>>

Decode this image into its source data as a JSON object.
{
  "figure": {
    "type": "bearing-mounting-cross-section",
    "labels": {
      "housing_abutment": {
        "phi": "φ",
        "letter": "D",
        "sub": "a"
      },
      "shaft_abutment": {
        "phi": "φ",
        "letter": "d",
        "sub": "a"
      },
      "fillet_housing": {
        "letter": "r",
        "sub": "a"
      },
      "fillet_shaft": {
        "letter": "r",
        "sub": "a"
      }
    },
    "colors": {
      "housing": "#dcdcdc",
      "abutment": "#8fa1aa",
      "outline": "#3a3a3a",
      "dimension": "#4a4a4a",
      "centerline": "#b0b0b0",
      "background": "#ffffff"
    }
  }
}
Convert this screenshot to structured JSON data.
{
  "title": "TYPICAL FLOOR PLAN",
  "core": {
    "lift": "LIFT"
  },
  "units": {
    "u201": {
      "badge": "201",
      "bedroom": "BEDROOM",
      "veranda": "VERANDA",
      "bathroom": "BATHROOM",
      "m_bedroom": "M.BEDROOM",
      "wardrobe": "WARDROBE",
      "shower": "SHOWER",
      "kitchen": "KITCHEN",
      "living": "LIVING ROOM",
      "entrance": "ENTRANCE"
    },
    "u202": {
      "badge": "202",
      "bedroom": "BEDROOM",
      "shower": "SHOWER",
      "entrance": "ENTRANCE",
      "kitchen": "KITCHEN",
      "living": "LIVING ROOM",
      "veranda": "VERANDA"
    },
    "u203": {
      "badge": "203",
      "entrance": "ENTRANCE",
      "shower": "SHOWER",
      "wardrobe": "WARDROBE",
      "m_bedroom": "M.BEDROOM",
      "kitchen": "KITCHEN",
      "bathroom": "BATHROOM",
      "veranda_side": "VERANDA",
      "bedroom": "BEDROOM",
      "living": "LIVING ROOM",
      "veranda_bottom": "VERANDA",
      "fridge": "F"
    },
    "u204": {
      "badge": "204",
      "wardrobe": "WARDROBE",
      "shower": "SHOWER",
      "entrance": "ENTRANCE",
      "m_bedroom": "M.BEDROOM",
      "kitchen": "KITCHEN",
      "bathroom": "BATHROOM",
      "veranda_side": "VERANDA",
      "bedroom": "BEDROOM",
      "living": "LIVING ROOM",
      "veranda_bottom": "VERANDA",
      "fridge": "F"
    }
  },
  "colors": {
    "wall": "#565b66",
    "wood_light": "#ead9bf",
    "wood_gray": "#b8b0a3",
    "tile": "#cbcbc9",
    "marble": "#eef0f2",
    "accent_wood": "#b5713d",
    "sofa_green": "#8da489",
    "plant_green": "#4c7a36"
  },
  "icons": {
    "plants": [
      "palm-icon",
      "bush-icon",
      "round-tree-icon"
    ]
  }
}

<<

Copy the entries above exactly, leaving none out.

* Written solution
Decode this image into its source data as a JSON object.
{
  "figure": {
    "type": "bearing-mounting-cross-section",
    "labels": {
      "housing_abutment": {
        "phi": "φ",
        "letter": "D",
        "sub": "a"
      },
      "shaft_abutment": {
        "phi": "φ",
        "letter": "d",
        "sub": "a"
      },
      "fillet_housing": {
        "letter": "r",
        "sub": "a"
      },
      "fillet_shaft": {
        "letter": "r",
        "sub": "a"
      }
    },
    "colors": {
      "housing": "#dcdcdc",
      "abutment": "#8fa1aa",
      "outline": "#3a3a3a",
      "dimension": "#4a4a4a",
      "centerline": "#b0b0b0",
      "background": "#ffffff"
    }
  }
}
Convert this screenshot to structured JSON data.
{
  "title": "TYPICAL FLOOR PLAN",
  "core": {
    "lift": "LIFT"
  },
  "units": {
    "u201": {
      "badge": "201",
      "bedroom": "BEDROOM",
      "veranda": "VERANDA",
      "bathroom": "BATHROOM",
      "m_bedroom": "M.BEDROOM",
      "wardrobe": "WARDROBE",
      "shower": "SHOWER",
      "kitchen": "KITCHEN",
      "living": "LIVING ROOM",
      "entrance": "ENTRANCE"
    },
    "u202": {
      "badge": "202",
      "bedroom": "BEDROOM",
      "shower": "SHOWER",
      "entrance": "ENTRANCE",
      "kitchen": "KITCHEN",
      "living": "LIVING ROOM",
      "veranda": "VERANDA"
    },
    "u203": {
      "badge": "203",
      "entrance": "ENTRANCE",
      "shower": "SHOWER",
      "wardrobe": "WARDROBE",
      "m_bedroom": "M.BEDROOM",
      "kitchen": "KITCHEN",
      "bathroom": "BATHROOM",
      "veranda_side": "VERANDA",
      "bedroom": "BEDROOM",
      "living": "LIVING ROOM",
      "veranda_bottom": "VERANDA",
      "fridge": "F"
    },
    "u204": {
      "badge": "204",
      "wardrobe": "WARDROBE",
      "shower": "SHOWER",
      "entrance": "ENTRANCE",
      "m_bedroom": "M.BEDROOM",
      "kitchen": "KITCHEN",
      "bathroom": "BATHROOM",
      "veranda_side": "VERANDA",
      "bedroom": "BEDROOM",
      "living": "LIVING ROOM",
      "veranda_bottom": "VERANDA",
      "fridge": "F"
    }
  },
  "colors": {
    "wall": "#565b66",
    "wood_light": "#ead9bf",
    "wood_gray": "#b8b0a3",
    "tile": "#cbcbc9",
    "marble": "#eef0f2",
    "accent_wood": "#b5713d",
    "sofa_green": "#8da489",
    "plant_green": "#4c7a36"
  },
  "icons": {
    "plants": [
      "palm-icon",
      "bush-icon",
      "round-tree-icon"
    ]
  }
}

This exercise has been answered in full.